● **Exercise inputs**:

◆ ◆ ◆ ◆ ◆

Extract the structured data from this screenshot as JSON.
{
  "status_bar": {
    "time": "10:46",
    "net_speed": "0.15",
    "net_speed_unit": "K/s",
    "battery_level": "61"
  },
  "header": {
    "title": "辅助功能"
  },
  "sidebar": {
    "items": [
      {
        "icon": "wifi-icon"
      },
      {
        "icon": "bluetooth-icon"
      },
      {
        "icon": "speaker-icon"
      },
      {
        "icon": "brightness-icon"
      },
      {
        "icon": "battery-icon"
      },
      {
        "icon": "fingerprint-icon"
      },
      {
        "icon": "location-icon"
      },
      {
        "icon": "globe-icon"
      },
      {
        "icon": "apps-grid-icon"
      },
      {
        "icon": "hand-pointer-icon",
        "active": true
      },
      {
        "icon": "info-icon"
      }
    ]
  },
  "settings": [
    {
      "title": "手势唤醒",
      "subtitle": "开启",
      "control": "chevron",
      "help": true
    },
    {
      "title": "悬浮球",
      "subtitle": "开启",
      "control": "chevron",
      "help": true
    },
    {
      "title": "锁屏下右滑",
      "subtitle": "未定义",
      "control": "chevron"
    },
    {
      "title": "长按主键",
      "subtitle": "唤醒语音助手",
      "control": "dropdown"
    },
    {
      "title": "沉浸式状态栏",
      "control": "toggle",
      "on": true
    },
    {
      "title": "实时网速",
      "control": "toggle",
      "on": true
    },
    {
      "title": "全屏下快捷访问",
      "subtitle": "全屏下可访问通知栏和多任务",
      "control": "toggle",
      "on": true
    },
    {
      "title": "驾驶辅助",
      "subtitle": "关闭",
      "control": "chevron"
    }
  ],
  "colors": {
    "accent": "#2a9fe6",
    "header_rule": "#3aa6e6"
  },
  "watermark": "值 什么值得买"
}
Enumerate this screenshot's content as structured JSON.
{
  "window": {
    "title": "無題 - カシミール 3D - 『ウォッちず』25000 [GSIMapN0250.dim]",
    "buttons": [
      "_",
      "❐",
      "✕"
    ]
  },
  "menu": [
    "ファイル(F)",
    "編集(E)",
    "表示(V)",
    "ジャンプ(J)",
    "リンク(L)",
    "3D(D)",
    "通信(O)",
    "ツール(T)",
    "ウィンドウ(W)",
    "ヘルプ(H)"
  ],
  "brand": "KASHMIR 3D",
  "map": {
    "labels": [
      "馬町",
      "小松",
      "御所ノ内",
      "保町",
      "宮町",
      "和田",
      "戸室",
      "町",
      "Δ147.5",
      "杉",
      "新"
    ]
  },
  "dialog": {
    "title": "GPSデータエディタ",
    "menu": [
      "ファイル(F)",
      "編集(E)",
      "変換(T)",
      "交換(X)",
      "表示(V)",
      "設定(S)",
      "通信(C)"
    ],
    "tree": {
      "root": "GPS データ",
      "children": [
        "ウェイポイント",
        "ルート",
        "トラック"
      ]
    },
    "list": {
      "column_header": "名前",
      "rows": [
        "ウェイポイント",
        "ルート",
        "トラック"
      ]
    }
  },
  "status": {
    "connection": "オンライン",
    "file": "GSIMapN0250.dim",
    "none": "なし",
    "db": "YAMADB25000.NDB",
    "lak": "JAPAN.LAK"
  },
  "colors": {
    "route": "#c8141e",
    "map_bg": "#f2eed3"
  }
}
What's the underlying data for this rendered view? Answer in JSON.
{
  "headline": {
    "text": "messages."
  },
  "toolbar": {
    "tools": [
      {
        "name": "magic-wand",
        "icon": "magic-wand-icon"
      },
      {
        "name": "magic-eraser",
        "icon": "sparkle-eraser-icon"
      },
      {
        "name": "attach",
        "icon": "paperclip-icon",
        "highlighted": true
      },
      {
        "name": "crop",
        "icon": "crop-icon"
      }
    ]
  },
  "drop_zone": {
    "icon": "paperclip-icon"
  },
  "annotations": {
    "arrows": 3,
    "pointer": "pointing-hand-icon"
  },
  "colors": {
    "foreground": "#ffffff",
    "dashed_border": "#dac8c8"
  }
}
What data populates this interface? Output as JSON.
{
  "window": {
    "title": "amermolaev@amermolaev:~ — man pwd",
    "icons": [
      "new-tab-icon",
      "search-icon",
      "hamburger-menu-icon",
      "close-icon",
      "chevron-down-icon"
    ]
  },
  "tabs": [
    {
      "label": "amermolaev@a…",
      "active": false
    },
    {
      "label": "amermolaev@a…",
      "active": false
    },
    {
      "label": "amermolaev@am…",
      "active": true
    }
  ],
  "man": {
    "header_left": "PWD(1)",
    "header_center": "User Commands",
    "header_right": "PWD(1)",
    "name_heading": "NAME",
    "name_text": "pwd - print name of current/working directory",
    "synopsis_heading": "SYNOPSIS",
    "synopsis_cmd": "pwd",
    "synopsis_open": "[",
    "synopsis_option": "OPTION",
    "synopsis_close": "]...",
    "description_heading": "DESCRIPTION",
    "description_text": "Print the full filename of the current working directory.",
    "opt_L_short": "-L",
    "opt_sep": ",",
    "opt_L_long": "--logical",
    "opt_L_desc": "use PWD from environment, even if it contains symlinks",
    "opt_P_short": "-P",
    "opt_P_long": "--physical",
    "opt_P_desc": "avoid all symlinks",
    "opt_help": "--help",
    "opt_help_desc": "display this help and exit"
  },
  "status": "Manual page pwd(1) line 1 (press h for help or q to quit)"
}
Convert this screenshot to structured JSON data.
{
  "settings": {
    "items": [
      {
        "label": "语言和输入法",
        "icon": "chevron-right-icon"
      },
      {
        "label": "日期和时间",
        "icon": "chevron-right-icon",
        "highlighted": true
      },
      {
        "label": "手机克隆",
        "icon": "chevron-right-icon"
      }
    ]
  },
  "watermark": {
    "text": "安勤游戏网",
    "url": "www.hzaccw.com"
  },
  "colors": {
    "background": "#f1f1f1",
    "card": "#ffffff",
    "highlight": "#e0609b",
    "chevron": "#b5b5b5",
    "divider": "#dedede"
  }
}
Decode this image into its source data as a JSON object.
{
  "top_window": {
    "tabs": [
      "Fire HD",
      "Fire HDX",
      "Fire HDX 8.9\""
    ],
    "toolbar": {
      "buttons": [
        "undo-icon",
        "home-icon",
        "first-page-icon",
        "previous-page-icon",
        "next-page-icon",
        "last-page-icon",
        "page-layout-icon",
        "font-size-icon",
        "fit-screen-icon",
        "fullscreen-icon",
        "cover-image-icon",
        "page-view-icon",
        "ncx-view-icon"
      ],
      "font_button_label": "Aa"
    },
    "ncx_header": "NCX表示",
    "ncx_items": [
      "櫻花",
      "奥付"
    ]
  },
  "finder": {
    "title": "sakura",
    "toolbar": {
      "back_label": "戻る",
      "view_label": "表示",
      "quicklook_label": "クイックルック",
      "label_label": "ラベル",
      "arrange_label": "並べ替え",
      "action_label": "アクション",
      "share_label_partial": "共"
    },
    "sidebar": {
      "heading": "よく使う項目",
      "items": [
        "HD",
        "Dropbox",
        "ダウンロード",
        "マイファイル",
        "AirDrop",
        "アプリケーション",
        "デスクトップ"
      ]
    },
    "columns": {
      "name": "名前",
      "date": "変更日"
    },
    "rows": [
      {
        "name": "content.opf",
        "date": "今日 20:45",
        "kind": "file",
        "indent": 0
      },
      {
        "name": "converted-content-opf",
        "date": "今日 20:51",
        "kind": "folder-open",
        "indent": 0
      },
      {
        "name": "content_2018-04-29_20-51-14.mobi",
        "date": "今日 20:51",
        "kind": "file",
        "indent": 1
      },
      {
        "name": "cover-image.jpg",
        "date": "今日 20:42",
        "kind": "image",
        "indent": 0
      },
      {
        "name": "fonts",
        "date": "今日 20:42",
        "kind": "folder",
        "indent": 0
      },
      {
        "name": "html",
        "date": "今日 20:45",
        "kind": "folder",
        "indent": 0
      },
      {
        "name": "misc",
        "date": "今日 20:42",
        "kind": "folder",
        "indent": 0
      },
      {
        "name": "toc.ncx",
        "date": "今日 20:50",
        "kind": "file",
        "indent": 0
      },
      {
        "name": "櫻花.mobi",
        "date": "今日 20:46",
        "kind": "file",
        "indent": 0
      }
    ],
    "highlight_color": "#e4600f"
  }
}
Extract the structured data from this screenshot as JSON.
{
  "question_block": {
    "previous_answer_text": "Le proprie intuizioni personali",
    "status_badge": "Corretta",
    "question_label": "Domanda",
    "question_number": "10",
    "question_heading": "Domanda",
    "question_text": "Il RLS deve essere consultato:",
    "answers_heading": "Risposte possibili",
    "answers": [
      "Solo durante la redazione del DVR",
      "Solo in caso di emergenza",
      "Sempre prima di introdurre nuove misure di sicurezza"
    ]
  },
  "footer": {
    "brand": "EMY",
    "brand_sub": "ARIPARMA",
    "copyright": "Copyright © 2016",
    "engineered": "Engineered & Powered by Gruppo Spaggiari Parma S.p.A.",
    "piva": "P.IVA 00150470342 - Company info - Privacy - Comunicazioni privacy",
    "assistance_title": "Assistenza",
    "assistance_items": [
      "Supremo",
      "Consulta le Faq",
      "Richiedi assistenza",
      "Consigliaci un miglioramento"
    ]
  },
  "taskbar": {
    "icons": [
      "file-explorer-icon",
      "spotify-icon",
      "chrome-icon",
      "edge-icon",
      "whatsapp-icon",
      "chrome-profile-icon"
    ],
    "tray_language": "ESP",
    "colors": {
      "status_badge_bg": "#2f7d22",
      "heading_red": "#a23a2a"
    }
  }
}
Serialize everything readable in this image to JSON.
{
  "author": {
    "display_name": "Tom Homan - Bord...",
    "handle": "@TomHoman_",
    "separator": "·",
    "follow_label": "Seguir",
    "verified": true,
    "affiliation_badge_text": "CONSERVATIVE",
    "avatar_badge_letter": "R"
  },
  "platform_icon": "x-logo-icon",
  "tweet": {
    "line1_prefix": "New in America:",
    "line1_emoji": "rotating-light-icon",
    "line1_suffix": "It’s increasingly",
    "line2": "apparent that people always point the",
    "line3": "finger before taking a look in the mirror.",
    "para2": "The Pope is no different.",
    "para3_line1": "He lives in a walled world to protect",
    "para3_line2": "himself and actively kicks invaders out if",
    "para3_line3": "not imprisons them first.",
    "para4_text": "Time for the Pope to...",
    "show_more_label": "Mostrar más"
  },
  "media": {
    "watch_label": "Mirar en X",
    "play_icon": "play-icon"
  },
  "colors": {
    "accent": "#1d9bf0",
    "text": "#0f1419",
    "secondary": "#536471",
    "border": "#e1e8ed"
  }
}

◆ ◆ ◆ ◆ ◆

● **What is expected**: Find every line in the records that contains the word "screenshot"; copy those lines.

● **Problem solution**:
Extract the structured data from this screenshot as JSON.
Enumerate this screenshot's content as structured JSON.
Convert this screenshot to structured JSON data.
Extract the structured data from this screenshot as JSON.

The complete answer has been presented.